If you are really just doing this to help your credit score, depending on how your loan works you might be able to just pay off 99% of the loan right away and leave a small balance for as long as you want. The way a lot of car loans are structured is that if you are ahead in your payments, your minimum monthly payment drops to zero dollars until you are no longer ahead of the repayment schedule. So you could just have a $50 balance sitting there for years and pay only a few dollars in interest, whereas on your credit report you would be shown as being current every month which will help build up your score.

Not all loans are setup that way, though, some have a fixed payment required no matter what. And some really bad ones will just hold your money and pay at the normal schedule if you send payments early, rather than applying them to the principal balance (you don't want that kind of loan in any case).
posted by burnmp3s at 12:25 PM on April 19, 2010

Don't go cosigning loans and stuff until you two are actually married. I feel like I've seen more than two questions on metafilter where this kind of stuff makes it difficult to disentangle when need be.
posted by anniecat at 12:28 PM on April 19, 2010

Your consumer credit score, which is the number you know, is not the same score that would be used by a mortgage lender. Fair Isaac offers a separate score model for mortgages that better reflects the risks of defaulting on a mortgage, rather than on a credit card. (There is also a separate score model for big-ticket secured installment loans like auto loans.) The various score models are naturally correlated -- someone who has a good credit history is probably going to have a good score regardless of how it is calculated -- but it is not unusual for your mortgage score to be higher or lower than your consumer credit score by 20 points or more.

» **QUESTIONS TO ANSWER**
A – Please write out the part of the credit thread starting at "Your consumer credit score, which" and ending at "points or more.".
B – Answer these questions from the credit thread:
(i) On many car loans, what happens to the minimum monthly payment when you are ahead in your payments?
(ii) What does the thread advise against doing until the two of you are actually married?
(iii) By how much can a mortgage score differ from a consumer credit score without it being unusual?
C – In one to three sentences, explain why the credit thread says keeping a small balance, such as $50, on a car loan can help a credit score.

» **RECORDS SHOWN**
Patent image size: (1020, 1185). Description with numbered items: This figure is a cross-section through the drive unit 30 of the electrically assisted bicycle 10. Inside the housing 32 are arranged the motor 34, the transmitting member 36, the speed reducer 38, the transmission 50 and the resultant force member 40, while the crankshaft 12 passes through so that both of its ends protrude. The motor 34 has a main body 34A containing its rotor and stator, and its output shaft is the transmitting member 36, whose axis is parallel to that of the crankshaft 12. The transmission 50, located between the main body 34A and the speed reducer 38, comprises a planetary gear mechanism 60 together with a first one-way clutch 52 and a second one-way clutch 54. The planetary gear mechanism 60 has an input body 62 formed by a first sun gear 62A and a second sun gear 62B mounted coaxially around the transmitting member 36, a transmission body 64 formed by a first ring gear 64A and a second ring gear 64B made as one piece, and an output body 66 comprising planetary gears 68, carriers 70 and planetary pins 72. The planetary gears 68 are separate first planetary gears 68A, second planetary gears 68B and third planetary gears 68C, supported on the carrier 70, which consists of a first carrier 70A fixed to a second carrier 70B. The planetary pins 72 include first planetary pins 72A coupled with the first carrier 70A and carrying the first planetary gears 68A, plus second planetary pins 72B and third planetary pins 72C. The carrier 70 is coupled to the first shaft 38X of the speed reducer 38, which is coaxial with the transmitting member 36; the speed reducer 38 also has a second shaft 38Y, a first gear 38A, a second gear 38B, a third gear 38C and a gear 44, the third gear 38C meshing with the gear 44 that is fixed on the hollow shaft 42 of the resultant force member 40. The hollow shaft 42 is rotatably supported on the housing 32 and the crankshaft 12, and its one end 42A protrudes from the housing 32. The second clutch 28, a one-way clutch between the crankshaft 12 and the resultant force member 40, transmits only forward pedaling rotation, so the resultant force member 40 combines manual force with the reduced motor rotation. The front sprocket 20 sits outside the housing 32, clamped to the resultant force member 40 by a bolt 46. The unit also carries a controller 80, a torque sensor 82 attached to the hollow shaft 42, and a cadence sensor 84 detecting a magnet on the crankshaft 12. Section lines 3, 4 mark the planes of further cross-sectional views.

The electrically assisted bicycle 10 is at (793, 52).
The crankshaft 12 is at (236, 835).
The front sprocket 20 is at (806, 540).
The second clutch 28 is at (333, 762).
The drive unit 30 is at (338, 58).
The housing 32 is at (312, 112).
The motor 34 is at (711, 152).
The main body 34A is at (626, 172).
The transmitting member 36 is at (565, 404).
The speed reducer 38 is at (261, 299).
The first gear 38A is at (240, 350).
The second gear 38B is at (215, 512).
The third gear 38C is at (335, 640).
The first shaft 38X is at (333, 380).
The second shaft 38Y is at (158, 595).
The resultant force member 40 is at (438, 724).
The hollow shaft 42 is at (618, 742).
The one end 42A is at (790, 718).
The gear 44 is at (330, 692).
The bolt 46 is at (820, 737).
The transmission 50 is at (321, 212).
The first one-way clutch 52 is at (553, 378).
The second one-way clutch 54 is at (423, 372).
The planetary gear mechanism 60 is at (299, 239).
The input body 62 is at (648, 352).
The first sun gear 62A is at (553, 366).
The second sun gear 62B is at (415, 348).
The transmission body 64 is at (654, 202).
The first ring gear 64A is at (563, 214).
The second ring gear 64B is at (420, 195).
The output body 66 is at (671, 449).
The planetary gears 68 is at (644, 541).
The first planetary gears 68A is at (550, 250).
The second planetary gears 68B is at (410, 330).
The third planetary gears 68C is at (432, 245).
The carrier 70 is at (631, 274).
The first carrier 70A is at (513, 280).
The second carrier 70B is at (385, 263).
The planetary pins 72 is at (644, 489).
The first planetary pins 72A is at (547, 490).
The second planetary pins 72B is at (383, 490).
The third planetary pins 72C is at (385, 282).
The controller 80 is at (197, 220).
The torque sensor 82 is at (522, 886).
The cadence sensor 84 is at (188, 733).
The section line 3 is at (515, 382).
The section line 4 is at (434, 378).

» **RESPONSES IN ORDER**
A –
Your consumer credit score, which is the number you know, is not the same score that would be used by a mortgage lender. Fair Isaac offers a separate score model for mortgages that better reflects the risks of defaulting on a mortgage, rather than on a credit card. (There is also a separate score model for big-ticket secured installment loans like auto loans.) The various score models are naturally correlated -- someone who has a good credit history is probably going to have a good score regardless of how it is calculated -- but it is not unusual for your mortgage score to be higher or lower than your consumer credit score by 20 points or more.

B –
(i) It drops to zero dollars until you are no longer ahead of the repayment schedule.
(ii) Cosigning loans and similar arrangements.
(iii) By 20 points or more, either higher or lower.

C – On many car loans, paying ahead drops the minimum monthly payment to zero, so a small balance can stay for years and cost only a few dollars in interest. During that time, the credit report shows the borrower as current every month, which helps build up the score.